[Records from a data collection]
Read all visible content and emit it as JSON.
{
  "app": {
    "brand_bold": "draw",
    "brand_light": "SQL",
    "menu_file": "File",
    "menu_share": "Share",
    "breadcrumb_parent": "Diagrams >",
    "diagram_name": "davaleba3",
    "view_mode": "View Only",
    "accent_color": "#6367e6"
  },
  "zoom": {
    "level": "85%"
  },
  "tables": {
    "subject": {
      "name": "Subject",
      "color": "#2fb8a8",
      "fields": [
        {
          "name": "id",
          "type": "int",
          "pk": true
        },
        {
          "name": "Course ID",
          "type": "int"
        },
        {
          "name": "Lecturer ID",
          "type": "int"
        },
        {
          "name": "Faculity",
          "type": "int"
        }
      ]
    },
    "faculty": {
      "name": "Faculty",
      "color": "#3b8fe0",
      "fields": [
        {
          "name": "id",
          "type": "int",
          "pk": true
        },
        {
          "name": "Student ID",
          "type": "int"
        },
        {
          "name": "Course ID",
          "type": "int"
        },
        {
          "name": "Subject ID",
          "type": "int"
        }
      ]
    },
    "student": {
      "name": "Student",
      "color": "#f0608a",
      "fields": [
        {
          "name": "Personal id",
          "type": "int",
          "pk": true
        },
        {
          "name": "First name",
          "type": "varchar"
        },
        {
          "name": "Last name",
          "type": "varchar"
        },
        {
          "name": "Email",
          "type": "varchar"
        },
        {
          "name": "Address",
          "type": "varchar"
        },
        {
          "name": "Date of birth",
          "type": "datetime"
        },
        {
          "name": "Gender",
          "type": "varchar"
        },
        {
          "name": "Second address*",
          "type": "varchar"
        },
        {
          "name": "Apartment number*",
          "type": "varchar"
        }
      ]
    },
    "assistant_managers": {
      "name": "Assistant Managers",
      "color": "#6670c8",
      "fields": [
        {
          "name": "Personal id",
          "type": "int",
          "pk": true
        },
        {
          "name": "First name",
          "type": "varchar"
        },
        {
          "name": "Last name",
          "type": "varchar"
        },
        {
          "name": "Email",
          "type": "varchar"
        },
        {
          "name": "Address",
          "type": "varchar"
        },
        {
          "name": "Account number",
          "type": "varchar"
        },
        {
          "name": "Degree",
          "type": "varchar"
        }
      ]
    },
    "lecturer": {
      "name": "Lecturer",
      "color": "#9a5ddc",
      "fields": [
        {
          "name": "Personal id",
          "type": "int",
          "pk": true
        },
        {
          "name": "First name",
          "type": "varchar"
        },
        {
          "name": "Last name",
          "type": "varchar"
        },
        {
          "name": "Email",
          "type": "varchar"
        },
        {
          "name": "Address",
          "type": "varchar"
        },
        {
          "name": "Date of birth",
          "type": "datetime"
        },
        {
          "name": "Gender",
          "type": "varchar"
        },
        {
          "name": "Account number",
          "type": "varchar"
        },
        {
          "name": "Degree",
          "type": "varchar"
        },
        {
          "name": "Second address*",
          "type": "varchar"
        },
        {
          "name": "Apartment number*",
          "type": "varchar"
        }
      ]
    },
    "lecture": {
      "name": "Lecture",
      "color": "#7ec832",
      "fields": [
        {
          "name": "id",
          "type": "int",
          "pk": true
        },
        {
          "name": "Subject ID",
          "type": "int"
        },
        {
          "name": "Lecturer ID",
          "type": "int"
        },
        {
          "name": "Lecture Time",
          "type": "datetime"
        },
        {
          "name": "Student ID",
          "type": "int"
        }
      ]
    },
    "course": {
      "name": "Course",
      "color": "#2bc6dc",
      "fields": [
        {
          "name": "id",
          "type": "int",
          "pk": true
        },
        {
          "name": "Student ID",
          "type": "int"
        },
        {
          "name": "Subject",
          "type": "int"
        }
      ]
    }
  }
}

§ **Stated goal**
From the records above, please extract every line and repeat it exactly.

§ **Task response**
Read all visible content and emit it as JSON.
{
  "app": {
    "brand_bold": "draw",
    "brand_light": "SQL",
    "menu_file": "File",
    "menu_share": "Share",
    "breadcrumb_parent": "Diagrams >",
    "diagram_name": "davaleba3",
    "view_mode": "View Only",
    "accent_color": "#6367e6"
  },
  "zoom": {
    "level": "85%"
  },
  "tables": {
    "subject": {
      "name": "Subject",
      "color": "#2fb8a8",
      "fields": [
        {
          "name": "id",
          "type": "int",
          "pk": true
        },
        {
          "name": "Course ID",
          "type": "int"
        },
        {
          "name": "Lecturer ID",
          "type": "int"
        },
        {
          "name": "Faculity",
          "type": "int"
        }
      ]
    },
    "faculty": {
      "name": "Faculty",
      "color": "#3b8fe0",
      "fields": [
        {
          "name": "id",
          "type": "int",
          "pk": true
        },
        {
          "name": "Student ID",
          "type": "int"
        },
        {
          "name": "Course ID",
          "type": "int"
        },
        {
          "name": "Subject ID",
          "type": "int"
        }
      ]
    },
    "student": {
      "name": "Student",
      "color": "#f0608a",
      "fields": [
        {
          "name": "Personal id",
          "type": "int",
          "pk": true
        },
        {
          "name": "First name",
          "type": "varchar"
        },
        {
          "name": "Last name",
          "type": "varchar"
        },
        {
          "name": "Email",
          "type": "varchar"
        },
        {
          "name": "Address",
          "type": "varchar"
        },
        {
          "name": "Date of birth",
          "type": "datetime"
        },
        {
          "name": "Gender",
          "type": "varchar"
        },
        {
          "name": "Second address*",
          "type": "varchar"
        },
        {
          "name": "Apartment number*",
          "type": "varchar"
        }
      ]
    },
    "assistant_managers": {
      "name": "Assistant Managers",
      "color": "#6670c8",
      "fields": [
        {
          "name": "Personal id",
          "type": "int",
          "pk": true
        },
        {
          "name": "First name",
          "type": "varchar"
        },
        {
          "name": "Last name",
          "type": "varchar"
        },
        {
          "name": "Email",
          "type": "varchar"
        },
        {
          "name": "Address",
          "type": "varchar"
        },
        {
          "name": "Account number",
          "type": "varchar"
        },
        {
          "name": "Degree",
          "type": "varchar"
        }
      ]
    },
    "lecturer": {
      "name": "Lecturer",
      "color": "#9a5ddc",
      "fields": [
        {
          "name": "Personal id",
          "type": "int",
          "pk": true
        },
        {
          "name": "First name",
          "type": "varchar"
        },
        {
          "name": "Last name",
          "type": "varchar"
        },
        {
          "name": "Email",
          "type": "varchar"
        },
        {
          "name": "Address",
          "type": "varchar"
        },
        {
          "name": "Date of birth",
          "type": "datetime"
        },
        {
          "name": "Gender",
          "type": "varchar"
        },
        {
          "name": "Account number",
          "type": "varchar"
        },
        {
          "name": "Degree",
          "type": "varchar"
        },
        {
          "name": "Second address*",
          "type": "varchar"
        },
        {
          "name": "Apartment number*",
          "type": "varchar"
        }
      ]
    },
    "lecture": {
      "name": "Lecture",
      "color": "#7ec832",
      "fields": [
        {
          "name": "id",
          "type": "int",
          "pk": true
        },
        {
          "name": "Subject ID",
          "type": "int"
        },
        {
          "name": "Lecturer ID",
          "type": "int"
        },
        {
          "name": "Lecture Time",
          "type": "datetime"
        },
        {
          "name": "Student ID",
          "type": "int"
        }
      ]
    },
    "course": {
      "name": "Course",
      "color": "#2bc6dc",
      "fields": [
        {
          "name": "id",
          "type": "int",
          "pk": true
        },
        {
          "name": "Student ID",
          "type": "int"
        },
        {
          "name": "Subject",
          "type": "int"
        }
      ]
    }
  }
}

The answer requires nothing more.